### Aim
Report every line in the records below that contains the word "pairing".

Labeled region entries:
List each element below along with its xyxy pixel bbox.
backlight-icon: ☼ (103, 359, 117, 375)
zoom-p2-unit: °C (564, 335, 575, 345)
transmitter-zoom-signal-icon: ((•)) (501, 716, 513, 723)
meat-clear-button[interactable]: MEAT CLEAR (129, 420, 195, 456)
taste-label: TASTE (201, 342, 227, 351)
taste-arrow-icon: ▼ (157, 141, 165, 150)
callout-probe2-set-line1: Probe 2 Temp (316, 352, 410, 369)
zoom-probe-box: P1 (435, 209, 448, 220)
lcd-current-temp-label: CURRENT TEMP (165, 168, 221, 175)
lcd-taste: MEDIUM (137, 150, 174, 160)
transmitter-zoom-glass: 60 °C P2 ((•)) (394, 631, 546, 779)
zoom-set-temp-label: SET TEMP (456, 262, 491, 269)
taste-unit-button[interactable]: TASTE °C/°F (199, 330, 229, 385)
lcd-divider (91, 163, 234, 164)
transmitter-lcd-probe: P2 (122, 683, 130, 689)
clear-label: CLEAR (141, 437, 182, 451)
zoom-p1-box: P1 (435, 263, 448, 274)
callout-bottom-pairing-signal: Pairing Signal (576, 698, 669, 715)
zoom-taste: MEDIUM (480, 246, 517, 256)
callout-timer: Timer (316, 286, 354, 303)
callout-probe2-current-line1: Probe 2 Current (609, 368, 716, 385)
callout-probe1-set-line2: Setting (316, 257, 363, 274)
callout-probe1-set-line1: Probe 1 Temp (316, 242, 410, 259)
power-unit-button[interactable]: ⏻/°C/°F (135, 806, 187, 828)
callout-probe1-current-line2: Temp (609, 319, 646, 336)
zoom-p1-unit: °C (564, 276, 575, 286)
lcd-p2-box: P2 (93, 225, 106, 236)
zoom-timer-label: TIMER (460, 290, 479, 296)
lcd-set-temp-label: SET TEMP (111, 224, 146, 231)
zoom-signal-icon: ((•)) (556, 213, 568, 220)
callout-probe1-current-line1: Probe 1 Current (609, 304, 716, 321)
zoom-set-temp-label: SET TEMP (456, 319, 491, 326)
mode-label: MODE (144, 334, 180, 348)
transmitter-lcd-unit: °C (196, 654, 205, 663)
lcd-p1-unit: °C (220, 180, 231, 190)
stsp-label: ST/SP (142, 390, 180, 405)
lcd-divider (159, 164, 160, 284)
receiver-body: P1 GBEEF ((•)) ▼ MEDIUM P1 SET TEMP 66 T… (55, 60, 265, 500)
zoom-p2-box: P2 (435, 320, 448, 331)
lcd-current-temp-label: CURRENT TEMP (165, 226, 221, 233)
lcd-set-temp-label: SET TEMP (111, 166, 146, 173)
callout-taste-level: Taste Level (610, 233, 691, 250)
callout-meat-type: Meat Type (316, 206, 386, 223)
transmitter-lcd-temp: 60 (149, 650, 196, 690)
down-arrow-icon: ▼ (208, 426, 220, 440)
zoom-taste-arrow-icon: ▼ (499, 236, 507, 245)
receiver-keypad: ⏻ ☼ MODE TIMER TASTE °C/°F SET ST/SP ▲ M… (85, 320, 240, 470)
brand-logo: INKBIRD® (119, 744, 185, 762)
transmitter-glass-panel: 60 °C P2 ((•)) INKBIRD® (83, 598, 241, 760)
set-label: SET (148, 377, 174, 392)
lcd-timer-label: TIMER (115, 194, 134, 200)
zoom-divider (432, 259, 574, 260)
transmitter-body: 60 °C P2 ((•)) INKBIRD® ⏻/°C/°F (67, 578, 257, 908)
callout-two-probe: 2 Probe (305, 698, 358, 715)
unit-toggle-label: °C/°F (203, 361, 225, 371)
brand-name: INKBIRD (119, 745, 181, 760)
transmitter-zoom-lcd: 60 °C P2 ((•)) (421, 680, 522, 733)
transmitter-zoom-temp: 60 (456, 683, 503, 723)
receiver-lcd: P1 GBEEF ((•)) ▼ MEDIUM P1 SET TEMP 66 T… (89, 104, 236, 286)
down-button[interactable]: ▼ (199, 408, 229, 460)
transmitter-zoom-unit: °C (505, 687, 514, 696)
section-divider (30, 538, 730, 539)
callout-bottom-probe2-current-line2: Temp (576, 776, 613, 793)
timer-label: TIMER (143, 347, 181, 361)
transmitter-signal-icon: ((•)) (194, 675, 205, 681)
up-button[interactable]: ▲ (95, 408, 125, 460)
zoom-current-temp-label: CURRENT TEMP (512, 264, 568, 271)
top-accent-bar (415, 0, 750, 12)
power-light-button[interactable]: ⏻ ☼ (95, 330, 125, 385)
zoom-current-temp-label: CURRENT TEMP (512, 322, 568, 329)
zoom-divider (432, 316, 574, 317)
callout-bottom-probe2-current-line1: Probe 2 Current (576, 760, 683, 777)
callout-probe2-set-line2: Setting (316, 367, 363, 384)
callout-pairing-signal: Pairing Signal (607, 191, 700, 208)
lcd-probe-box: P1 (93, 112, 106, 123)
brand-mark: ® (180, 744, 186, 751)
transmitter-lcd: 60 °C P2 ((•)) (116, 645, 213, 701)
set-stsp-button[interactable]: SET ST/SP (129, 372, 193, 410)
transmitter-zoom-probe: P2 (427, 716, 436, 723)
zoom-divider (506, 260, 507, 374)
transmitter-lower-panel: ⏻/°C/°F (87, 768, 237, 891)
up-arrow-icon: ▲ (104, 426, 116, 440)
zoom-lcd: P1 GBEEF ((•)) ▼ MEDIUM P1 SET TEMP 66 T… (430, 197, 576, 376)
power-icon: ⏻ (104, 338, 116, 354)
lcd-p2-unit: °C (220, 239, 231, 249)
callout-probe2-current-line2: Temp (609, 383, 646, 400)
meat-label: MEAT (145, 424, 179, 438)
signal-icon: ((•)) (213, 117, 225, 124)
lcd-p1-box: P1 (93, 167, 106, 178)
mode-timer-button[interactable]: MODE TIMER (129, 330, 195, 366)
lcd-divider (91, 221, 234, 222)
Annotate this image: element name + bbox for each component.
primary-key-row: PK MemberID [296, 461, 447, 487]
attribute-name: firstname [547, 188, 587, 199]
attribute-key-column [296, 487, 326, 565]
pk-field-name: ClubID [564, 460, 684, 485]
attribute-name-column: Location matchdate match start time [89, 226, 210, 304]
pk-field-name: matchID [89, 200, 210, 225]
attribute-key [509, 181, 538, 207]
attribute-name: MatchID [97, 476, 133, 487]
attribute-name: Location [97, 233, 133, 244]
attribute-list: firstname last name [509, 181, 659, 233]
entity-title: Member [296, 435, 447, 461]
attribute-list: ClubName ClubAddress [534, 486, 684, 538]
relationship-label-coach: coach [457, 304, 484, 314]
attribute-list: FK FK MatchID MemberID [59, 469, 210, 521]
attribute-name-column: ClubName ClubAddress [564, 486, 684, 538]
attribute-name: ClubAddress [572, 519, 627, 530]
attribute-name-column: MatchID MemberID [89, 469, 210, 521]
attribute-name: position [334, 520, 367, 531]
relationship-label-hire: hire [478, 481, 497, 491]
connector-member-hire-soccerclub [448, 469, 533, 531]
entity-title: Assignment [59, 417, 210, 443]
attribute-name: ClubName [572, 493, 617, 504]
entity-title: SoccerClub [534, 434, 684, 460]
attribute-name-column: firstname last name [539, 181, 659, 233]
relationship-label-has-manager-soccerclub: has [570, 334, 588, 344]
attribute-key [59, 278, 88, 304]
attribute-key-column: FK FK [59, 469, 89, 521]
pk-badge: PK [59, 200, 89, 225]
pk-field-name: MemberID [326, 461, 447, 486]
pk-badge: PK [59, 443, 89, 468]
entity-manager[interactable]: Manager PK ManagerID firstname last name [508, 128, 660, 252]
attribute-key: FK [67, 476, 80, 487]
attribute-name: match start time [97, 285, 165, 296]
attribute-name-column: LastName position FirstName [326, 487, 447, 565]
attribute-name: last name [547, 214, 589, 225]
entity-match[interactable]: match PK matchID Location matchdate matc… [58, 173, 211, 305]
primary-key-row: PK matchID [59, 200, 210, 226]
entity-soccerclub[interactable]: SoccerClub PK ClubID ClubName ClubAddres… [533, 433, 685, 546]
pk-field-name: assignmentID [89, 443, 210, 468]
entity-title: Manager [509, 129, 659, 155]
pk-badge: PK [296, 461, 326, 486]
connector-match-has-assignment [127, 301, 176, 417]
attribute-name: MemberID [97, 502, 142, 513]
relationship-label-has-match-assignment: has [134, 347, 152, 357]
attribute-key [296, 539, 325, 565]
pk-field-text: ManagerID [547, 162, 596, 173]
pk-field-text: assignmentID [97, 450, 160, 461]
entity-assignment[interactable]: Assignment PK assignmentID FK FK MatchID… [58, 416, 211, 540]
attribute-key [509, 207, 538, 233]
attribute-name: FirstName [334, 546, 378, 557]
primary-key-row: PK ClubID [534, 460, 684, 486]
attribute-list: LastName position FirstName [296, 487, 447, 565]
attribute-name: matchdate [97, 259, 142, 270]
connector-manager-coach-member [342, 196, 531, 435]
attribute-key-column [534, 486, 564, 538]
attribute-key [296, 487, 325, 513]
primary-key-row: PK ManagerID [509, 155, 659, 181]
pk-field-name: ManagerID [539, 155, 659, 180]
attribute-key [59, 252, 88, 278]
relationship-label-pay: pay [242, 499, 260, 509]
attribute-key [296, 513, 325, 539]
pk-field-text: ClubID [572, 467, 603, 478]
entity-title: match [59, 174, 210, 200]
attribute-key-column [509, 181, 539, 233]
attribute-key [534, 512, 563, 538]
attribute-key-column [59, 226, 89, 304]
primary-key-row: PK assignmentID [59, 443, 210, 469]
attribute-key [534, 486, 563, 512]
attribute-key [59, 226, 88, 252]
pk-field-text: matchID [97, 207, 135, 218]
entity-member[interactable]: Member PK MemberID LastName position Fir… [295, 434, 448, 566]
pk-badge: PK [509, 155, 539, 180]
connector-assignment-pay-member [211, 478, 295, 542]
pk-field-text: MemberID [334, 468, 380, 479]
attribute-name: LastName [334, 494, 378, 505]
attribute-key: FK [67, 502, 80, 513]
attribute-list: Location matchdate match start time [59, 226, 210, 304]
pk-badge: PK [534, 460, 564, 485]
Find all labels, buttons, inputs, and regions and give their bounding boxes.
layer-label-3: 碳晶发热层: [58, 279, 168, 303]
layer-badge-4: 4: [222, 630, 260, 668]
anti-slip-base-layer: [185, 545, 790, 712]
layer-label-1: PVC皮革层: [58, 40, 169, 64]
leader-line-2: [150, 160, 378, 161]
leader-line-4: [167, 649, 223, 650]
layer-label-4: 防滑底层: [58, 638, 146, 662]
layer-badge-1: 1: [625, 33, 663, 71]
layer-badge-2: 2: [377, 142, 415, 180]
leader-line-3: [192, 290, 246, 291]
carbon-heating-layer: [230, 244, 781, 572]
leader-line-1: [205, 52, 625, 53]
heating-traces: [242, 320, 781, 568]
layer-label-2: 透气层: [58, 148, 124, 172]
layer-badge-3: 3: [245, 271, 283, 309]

### Task result
callout-bottom-pairing-signal: Pairing Signal (576, 698, 669, 715)
callout-pairing-signal: Pairing Signal (607, 191, 700, 208)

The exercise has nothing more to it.